(Aim) Print, exactly and completely, every entry in the data.

(Task inputs)
|---|
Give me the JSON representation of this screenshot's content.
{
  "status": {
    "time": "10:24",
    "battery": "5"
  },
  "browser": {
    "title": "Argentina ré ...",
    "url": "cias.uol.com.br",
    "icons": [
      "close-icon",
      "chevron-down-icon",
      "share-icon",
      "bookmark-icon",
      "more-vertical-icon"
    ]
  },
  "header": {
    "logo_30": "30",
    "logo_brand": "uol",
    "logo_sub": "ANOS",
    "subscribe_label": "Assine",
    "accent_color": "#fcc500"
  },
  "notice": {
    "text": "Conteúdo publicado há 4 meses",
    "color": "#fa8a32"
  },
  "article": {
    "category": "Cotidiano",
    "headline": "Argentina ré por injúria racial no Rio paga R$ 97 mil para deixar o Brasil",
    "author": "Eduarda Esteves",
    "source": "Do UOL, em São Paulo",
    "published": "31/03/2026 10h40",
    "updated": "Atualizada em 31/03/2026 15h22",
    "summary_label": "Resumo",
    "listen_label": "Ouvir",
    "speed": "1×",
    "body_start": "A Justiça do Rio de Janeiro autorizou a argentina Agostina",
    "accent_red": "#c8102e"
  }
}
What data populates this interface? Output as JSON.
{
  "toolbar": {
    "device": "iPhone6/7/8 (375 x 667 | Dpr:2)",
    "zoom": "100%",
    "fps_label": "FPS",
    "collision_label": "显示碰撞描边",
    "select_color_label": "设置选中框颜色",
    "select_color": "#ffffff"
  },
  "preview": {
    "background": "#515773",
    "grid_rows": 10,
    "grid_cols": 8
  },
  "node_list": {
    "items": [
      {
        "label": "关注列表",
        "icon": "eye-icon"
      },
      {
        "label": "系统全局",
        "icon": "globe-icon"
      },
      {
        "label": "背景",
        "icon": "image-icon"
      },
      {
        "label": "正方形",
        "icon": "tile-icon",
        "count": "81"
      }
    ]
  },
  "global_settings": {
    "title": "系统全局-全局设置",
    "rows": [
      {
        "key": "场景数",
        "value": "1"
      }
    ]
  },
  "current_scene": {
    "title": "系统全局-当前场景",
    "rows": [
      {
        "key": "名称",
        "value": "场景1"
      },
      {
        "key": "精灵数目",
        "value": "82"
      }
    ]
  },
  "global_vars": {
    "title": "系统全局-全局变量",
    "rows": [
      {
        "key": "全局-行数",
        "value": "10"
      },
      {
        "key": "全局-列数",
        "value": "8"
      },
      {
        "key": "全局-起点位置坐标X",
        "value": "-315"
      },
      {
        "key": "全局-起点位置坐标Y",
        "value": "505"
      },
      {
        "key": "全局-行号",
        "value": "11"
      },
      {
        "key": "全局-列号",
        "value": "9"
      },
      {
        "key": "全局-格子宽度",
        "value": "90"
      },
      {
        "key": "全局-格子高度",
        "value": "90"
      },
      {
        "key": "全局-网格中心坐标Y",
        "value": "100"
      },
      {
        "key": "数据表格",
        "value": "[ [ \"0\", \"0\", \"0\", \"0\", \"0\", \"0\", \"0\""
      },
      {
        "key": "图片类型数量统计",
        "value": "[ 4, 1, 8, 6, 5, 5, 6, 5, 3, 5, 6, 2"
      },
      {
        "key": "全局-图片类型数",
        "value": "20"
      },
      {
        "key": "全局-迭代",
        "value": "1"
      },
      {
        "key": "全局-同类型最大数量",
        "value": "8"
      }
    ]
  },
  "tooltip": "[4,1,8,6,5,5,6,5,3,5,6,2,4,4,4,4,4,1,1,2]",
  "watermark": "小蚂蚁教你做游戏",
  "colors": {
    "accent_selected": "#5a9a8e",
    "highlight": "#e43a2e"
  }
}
|---|
(The answer)
Give me the JSON representation of this screenshot's content.
{
  "status": {
    "time": "10:24",
    "battery": "5"
  },
  "browser": {
    "title": "Argentina ré ...",
    "url": "cias.uol.com.br",
    "icons": [
      "close-icon",
      "chevron-down-icon",
      "share-icon",
      "bookmark-icon",
      "more-vertical-icon"
    ]
  },
  "header": {
    "logo_30": "30",
    "logo_brand": "uol",
    "logo_sub": "ANOS",
    "subscribe_label": "Assine",
    "accent_color": "#fcc500"
  },
  "notice": {
    "text": "Conteúdo publicado há 4 meses",
    "color": "#fa8a32"
  },
  "article": {
    "category": "Cotidiano",
    "headline": "Argentina ré por injúria racial no Rio paga R$ 97 mil para deixar o Brasil",
    "author": "Eduarda Esteves",
    "source": "Do UOL, em São Paulo",
    "published": "31/03/2026 10h40",
    "updated": "Atualizada em 31/03/2026 15h22",
    "summary_label": "Resumo",
    "listen_label": "Ouvir",
    "speed": "1×",
    "body_start": "A Justiça do Rio de Janeiro autorizou a argentina Agostina",
    "accent_red": "#c8102e"
  }
}
What data populates this interface? Output as JSON.
{
  "toolbar": {
    "device": "iPhone6/7/8 (375 x 667 | Dpr:2)",
    "zoom": "100%",
    "fps_label": "FPS",
    "collision_label": "显示碰撞描边",
    "select_color_label": "设置选中框颜色",
    "select_color": "#ffffff"
  },
  "preview": {
    "background": "#515773",
    "grid_rows": 10,
    "grid_cols": 8
  },
  "node_list": {
    "items": [
      {
        "label": "关注列表",
        "icon": "eye-icon"
      },
      {
        "label": "系统全局",
        "icon": "globe-icon"
      },
      {
        "label": "背景",
        "icon": "image-icon"
      },
      {
        "label": "正方形",
        "icon": "tile-icon",
        "count": "81"
      }
    ]
  },
  "global_settings": {
    "title": "系统全局-全局设置",
    "rows": [
      {
        "key": "场景数",
        "value": "1"
      }
    ]
  },
  "current_scene": {
    "title": "系统全局-当前场景",
    "rows": [
      {
        "key": "名称",
        "value": "场景1"
      },
      {
        "key": "精灵数目",
        "value": "82"
      }
    ]
  },
  "global_vars": {
    "title": "系统全局-全局变量",
    "rows": [
      {
        "key": "全局-行数",
        "value": "10"
      },
      {
        "key": "全局-列数",
        "value": "8"
      },
      {
        "key": "全局-起点位置坐标X",
        "value": "-315"
      },
      {
        "key": "全局-起点位置坐标Y",
        "value": "505"
      },
      {
        "key": "全局-行号",
        "value": "11"
      },
      {
        "key": "全局-列号",
        "value": "9"
      },
      {
        "key": "全局-格子宽度",
        "value": "90"
      },
      {
        "key": "全局-格子高度",
        "value": "90"
      },
      {
        "key": "全局-网格中心坐标Y",
        "value": "100"
      },
      {
        "key": "数据表格",
        "value": "[ [ \"0\", \"0\", \"0\", \"0\", \"0\", \"0\", \"0\""
      },
      {
        "key": "图片类型数量统计",
        "value": "[ 4, 1, 8, 6, 5, 5, 6, 5, 3, 5, 6, 2"
      },
      {
        "key": "全局-图片类型数",
        "value": "20"
      },
      {
        "key": "全局-迭代",
        "value": "1"
      },
      {
        "key": "全局-同类型最大数量",
        "value": "8"
      }
    ]
  },
  "tooltip": "[4,1,8,6,5,5,6,5,3,5,6,2,4,4,4,4,4,1,1,2]",
  "watermark": "小蚂蚁教你做游戏",
  "colors": {
    "accent_selected": "#5a9a8e",
    "highlight": "#e43a2e"
  }
}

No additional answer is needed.